▸ What the exercise asks: Retype each line of the material exactly, please, skipping any picture in it.

▸ Exercise material:
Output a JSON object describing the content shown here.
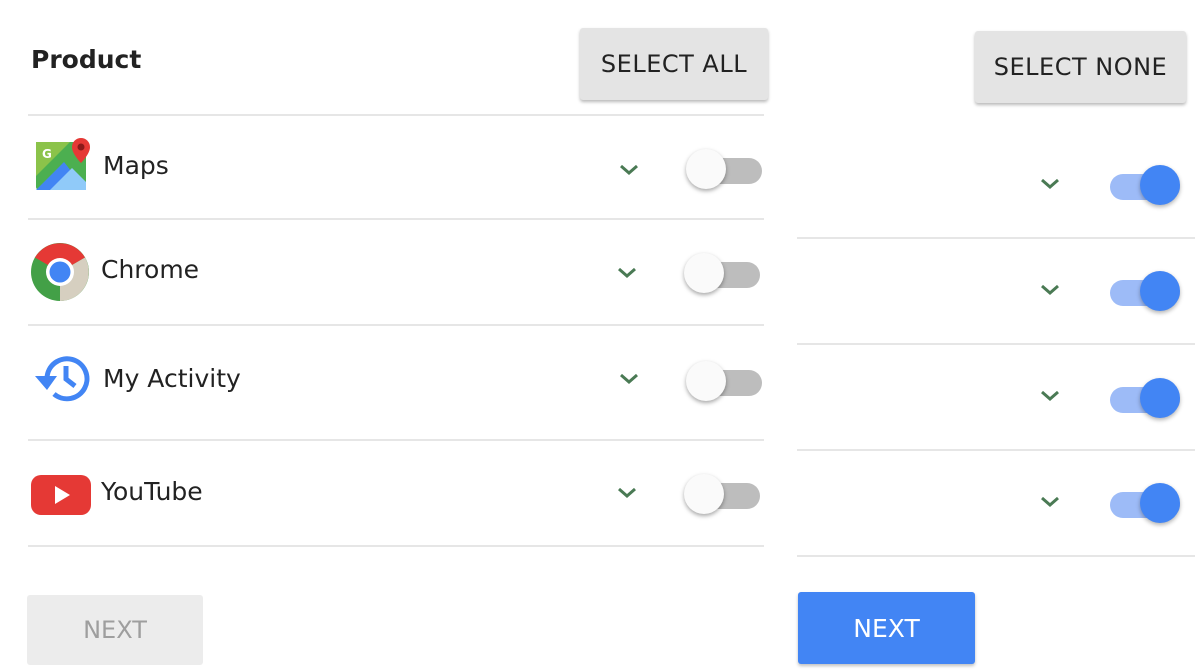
{
  "left_panel": {
    "heading": "Product",
    "select_all_label": "SELECT ALL",
    "next_label": "NEXT",
    "next_enabled": false,
    "products": [
      {
        "name": "Maps",
        "icon": "google-maps-icon",
        "enabled": false
      },
      {
        "name": "Chrome",
        "icon": "chrome-icon",
        "enabled": false
      },
      {
        "name": "My Activity",
        "icon": "my-activity-icon",
        "enabled": false
      },
      {
        "name": "YouTube",
        "icon": "youtube-icon",
        "enabled": false
      }
    ]
  },
  "right_panel": {
    "select_none_label": "SELECT NONE",
    "next_label": "NEXT",
    "next_enabled": true,
    "toggles": [
      {
        "enabled": true
      },
      {
        "enabled": true
      },
      {
        "enabled": true
      },
      {
        "enabled": true
      }
    ]
  },
  "colors": {
    "accent": "#4285f4",
    "toggle_on_track": "#9dbbf7",
    "toggle_off_track": "#bdbdbd",
    "chevron": "#4a7a54"
  }
}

▸ Answer to this exercise:
Output a JSON object describing the content shown here.
{
  "left_panel": {
    "heading": "Product",
    "select_all_label": "SELECT ALL",
    "next_label": "NEXT",
    "next_enabled": false,
    "products": [
      {
        "name": "Maps",
        "icon": "google-maps-icon",
        "enabled": false
      },
      {
        "name": "Chrome",
        "icon": "chrome-icon",
        "enabled": false
      },
      {
        "name": "My Activity",
        "icon": "my-activity-icon",
        "enabled": false
      },
      {
        "name": "YouTube",
        "icon": "youtube-icon",
        "enabled": false
      }
    ]
  },
  "right_panel": {
    "select_none_label": "SELECT NONE",
    "next_label": "NEXT",
    "next_enabled": true,
    "toggles": [
      {
        "enabled": true
      },
      {
        "enabled": true
      },
      {
        "enabled": true
      },
      {
        "enabled": true
      }
    ]
  },
  "colors": {
    "accent": "#4285f4",
    "toggle_on_track": "#9dbbf7",
    "toggle_off_track": "#bdbdbd",
    "chevron": "#4a7a54"
  }
}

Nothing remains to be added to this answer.